▶ **What the exercise asks**
Give the entries again, word for word.

▽

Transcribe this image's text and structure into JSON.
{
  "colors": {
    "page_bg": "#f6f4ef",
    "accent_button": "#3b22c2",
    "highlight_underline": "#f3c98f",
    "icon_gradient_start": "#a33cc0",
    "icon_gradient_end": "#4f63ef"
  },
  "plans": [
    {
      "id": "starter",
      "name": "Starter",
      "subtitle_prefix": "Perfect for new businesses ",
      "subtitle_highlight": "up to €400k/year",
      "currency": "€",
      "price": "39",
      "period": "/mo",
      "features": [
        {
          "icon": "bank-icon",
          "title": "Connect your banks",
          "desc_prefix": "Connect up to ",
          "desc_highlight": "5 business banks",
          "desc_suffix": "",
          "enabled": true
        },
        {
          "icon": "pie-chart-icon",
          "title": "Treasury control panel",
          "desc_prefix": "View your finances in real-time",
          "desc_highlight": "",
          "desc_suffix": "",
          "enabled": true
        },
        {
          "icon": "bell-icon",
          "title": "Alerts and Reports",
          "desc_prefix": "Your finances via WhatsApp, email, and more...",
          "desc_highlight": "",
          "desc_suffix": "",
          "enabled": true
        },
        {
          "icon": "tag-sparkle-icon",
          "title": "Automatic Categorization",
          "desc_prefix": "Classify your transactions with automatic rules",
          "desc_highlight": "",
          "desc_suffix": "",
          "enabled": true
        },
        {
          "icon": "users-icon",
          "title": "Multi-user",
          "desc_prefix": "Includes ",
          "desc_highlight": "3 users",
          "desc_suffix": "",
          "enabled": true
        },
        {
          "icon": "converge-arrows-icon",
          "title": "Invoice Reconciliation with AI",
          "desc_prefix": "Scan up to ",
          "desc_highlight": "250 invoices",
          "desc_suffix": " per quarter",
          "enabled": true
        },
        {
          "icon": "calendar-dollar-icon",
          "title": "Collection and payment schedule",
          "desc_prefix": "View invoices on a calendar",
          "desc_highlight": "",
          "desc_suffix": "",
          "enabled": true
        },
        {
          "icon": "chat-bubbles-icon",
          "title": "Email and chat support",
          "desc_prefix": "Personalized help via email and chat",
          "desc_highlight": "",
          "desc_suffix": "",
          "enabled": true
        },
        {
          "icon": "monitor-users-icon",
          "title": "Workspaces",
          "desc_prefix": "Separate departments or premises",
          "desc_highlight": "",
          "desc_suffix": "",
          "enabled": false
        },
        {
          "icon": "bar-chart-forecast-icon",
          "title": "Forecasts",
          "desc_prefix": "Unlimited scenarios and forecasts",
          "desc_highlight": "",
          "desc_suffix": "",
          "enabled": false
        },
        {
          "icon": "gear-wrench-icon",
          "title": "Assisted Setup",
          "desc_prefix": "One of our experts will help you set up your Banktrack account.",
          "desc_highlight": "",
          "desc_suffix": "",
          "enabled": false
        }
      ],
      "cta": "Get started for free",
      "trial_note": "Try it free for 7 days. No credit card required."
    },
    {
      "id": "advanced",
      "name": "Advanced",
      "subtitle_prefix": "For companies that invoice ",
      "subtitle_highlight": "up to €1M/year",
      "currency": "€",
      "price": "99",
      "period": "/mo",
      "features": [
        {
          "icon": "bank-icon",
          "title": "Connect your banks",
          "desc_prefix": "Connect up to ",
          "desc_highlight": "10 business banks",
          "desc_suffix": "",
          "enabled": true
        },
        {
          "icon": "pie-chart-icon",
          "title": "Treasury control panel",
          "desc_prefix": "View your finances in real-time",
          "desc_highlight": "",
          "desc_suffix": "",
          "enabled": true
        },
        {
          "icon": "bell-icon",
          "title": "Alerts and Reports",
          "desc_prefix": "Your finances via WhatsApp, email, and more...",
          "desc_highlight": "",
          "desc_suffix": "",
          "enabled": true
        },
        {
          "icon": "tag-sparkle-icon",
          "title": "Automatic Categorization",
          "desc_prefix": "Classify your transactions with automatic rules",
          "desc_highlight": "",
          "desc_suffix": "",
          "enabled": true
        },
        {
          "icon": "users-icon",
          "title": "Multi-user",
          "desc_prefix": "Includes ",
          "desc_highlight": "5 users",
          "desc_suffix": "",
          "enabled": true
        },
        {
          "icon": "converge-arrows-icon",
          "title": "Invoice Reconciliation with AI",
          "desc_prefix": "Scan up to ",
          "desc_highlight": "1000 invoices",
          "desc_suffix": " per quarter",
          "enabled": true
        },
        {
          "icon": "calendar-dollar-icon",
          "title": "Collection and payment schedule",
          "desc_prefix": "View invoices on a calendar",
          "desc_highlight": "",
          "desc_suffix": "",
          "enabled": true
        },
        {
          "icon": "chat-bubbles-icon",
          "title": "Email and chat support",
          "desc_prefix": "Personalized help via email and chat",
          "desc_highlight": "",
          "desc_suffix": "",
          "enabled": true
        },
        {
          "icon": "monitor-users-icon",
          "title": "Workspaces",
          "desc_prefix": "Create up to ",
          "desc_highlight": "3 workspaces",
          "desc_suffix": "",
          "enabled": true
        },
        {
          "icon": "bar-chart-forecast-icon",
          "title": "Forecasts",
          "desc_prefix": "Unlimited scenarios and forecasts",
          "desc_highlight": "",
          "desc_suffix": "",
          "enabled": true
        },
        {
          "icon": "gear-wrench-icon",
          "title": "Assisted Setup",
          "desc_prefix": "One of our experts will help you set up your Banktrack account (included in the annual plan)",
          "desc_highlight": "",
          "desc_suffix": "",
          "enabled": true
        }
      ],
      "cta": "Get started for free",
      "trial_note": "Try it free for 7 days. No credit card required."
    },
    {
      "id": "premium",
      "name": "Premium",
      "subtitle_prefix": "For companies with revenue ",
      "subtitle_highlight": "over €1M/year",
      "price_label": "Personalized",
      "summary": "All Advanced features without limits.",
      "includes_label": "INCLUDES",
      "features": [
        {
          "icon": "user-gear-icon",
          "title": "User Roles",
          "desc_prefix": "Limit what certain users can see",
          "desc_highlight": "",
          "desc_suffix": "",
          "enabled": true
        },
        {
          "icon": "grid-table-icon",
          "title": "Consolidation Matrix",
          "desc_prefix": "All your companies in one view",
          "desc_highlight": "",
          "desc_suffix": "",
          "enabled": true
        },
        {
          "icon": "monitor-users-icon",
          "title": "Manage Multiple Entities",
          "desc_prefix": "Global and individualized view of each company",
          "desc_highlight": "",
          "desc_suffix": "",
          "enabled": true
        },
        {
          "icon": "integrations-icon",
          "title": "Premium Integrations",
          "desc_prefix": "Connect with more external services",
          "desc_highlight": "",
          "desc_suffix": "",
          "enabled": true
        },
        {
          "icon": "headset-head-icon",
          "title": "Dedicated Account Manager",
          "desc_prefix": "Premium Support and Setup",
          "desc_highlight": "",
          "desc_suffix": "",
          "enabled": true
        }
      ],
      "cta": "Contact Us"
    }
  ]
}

△

▶ **Task output**
Transcribe this image's text and structure into JSON.
{
  "colors": {
    "page_bg": "#f6f4ef",
    "accent_button": "#3b22c2",
    "highlight_underline": "#f3c98f",
    "icon_gradient_start": "#a33cc0",
    "icon_gradient_end": "#4f63ef"
  },
  "plans": [
    {
      "id": "starter",
      "name": "Starter",
      "subtitle_prefix": "Perfect for new businesses ",
      "subtitle_highlight": "up to €400k/year",
      "currency": "€",
      "price": "39",
      "period": "/mo",
      "features": [
        {
          "icon": "bank-icon",
          "title": "Connect your banks",
          "desc_prefix": "Connect up to ",
          "desc_highlight": "5 business banks",
          "desc_suffix": "",
          "enabled": true
        },
        {
          "icon": "pie-chart-icon",
          "title": "Treasury control panel",
          "desc_prefix": "View your finances in real-time",
          "desc_highlight": "",
          "desc_suffix": "",
          "enabled": true
        },
        {
          "icon": "bell-icon",
          "title": "Alerts and Reports",
          "desc_prefix": "Your finances via WhatsApp, email, and more...",
          "desc_highlight": "",
          "desc_suffix": "",
          "enabled": true
        },
        {
          "icon": "tag-sparkle-icon",
          "title": "Automatic Categorization",
          "desc_prefix": "Classify your transactions with automatic rules",
          "desc_highlight": "",
          "desc_suffix": "",
          "enabled": true
        },
        {
          "icon": "users-icon",
          "title": "Multi-user",
          "desc_prefix": "Includes ",
          "desc_highlight": "3 users",
          "desc_suffix": "",
          "enabled": true
        },
        {
          "icon": "converge-arrows-icon",
          "title": "Invoice Reconciliation with AI",
          "desc_prefix": "Scan up to ",
          "desc_highlight": "250 invoices",
          "desc_suffix": " per quarter",
          "enabled": true
        },
        {
          "icon": "calendar-dollar-icon",
          "title": "Collection and payment schedule",
          "desc_prefix": "View invoices on a calendar",
          "desc_highlight": "",
          "desc_suffix": "",
          "enabled": true
        },
        {
          "icon": "chat-bubbles-icon",
          "title": "Email and chat support",
          "desc_prefix": "Personalized help via email and chat",
          "desc_highlight": "",
          "desc_suffix": "",
          "enabled": true
        },
        {
          "icon": "monitor-users-icon",
          "title": "Workspaces",
          "desc_prefix": "Separate departments or premises",
          "desc_highlight": "",
          "desc_suffix": "",
          "enabled": false
        },
        {
          "icon": "bar-chart-forecast-icon",
          "title": "Forecasts",
          "desc_prefix": "Unlimited scenarios and forecasts",
          "desc_highlight": "",
          "desc_suffix": "",
          "enabled": false
        },
        {
          "icon": "gear-wrench-icon",
          "title": "Assisted Setup",
          "desc_prefix": "One of our experts will help you set up your Banktrack account.",
          "desc_highlight": "",
          "desc_suffix": "",
          "enabled": false
        }
      ],
      "cta": "Get started for free",
      "trial_note": "Try it free for 7 days. No credit card required."
    },
    {
      "id": "advanced",
      "name": "Advanced",
      "subtitle_prefix": "For companies that invoice ",
      "subtitle_highlight": "up to €1M/year",
      "currency": "€",
      "price": "99",
      "period": "/mo",
      "features": [
        {
          "icon": "bank-icon",
          "title": "Connect your banks",
          "desc_prefix": "Connect up to ",
          "desc_highlight": "10 business banks",
          "desc_suffix": "",
          "enabled": true
        },
        {
          "icon": "pie-chart-icon",
          "title": "Treasury control panel",
          "desc_prefix": "View your finances in real-time",
          "desc_highlight": "",
          "desc_suffix": "",
          "enabled": true
        },
        {
          "icon": "bell-icon",
          "title": "Alerts and Reports",
          "desc_prefix": "Your finances via WhatsApp, email, and more...",
          "desc_highlight": "",
          "desc_suffix": "",
          "enabled": true
        },
        {
          "icon": "tag-sparkle-icon",
          "title": "Automatic Categorization",
          "desc_prefix": "Classify your transactions with automatic rules",
          "desc_highlight": "",
          "desc_suffix": "",
          "enabled": true
        },
        {
          "icon": "users-icon",
          "title": "Multi-user",
          "desc_prefix": "Includes ",
          "desc_highlight": "5 users",
          "desc_suffix": "",
          "enabled": true
        },
        {
          "icon": "converge-arrows-icon",
          "title": "Invoice Reconciliation with AI",
          "desc_prefix": "Scan up to ",
          "desc_highlight": "1000 invoices",
          "desc_suffix": " per quarter",
          "enabled": true
        },
        {
          "icon": "calendar-dollar-icon",
          "title": "Collection and payment schedule",
          "desc_prefix": "View invoices on a calendar",
          "desc_highlight": "",
          "desc_suffix": "",
          "enabled": true
        },
        {
          "icon": "chat-bubbles-icon",
          "title": "Email and chat support",
          "desc_prefix": "Personalized help via email and chat",
          "desc_highlight": "",
          "desc_suffix": "",
          "enabled": true
        },
        {
          "icon": "monitor-users-icon",
          "title": "Workspaces",
          "desc_prefix": "Create up to ",
          "desc_highlight": "3 workspaces",
          "desc_suffix": "",
          "enabled": true
        },
        {
          "icon": "bar-chart-forecast-icon",
          "title": "Forecasts",
          "desc_prefix": "Unlimited scenarios and forecasts",
          "desc_highlight": "",
          "desc_suffix": "",
          "enabled": true
        },
        {
          "icon": "gear-wrench-icon",
          "title": "Assisted Setup",
          "desc_prefix": "One of our experts will help you set up your Banktrack account (included in the annual plan)",
          "desc_highlight": "",
          "desc_suffix": "",
          "enabled": true
        }
      ],
      "cta": "Get started for free",
      "trial_note": "Try it free for 7 days. No credit card required."
    },
    {
      "id": "premium",
      "name": "Premium",
      "subtitle_prefix": "For companies with revenue ",
      "subtitle_highlight": "over €1M/year",
      "price_label": "Personalized",
      "summary": "All Advanced features without limits.",
      "includes_label": "INCLUDES",
      "features": [
        {
          "icon": "user-gear-icon",
          "title": "User Roles",
          "desc_prefix": "Limit what certain users can see",
          "desc_highlight": "",
          "desc_suffix": "",
          "enabled": true
        },
        {
          "icon": "grid-table-icon",
          "title": "Consolidation Matrix",
          "desc_prefix": "All your companies in one view",
          "desc_highlight": "",
          "desc_suffix": "",
          "enabled": true
        },
        {
          "icon": "monitor-users-icon",
          "title": "Manage Multiple Entities",
          "desc_prefix": "Global and individualized view of each company",
          "desc_highlight": "",
          "desc_suffix": "",
          "enabled": true
        },
        {
          "icon": "integrations-icon",
          "title": "Premium Integrations",
          "desc_prefix": "Connect with more external services",
          "desc_highlight": "",
          "desc_suffix": "",
          "enabled": true
        },
        {
          "icon": "headset-head-icon",
          "title": "Dedicated Account Manager",
          "desc_prefix": "Premium Support and Setup",
          "desc_highlight": "",
          "desc_suffix": "",
          "enabled": true
        }
      ],
      "cta": "Contact Us"
    }
  ]
}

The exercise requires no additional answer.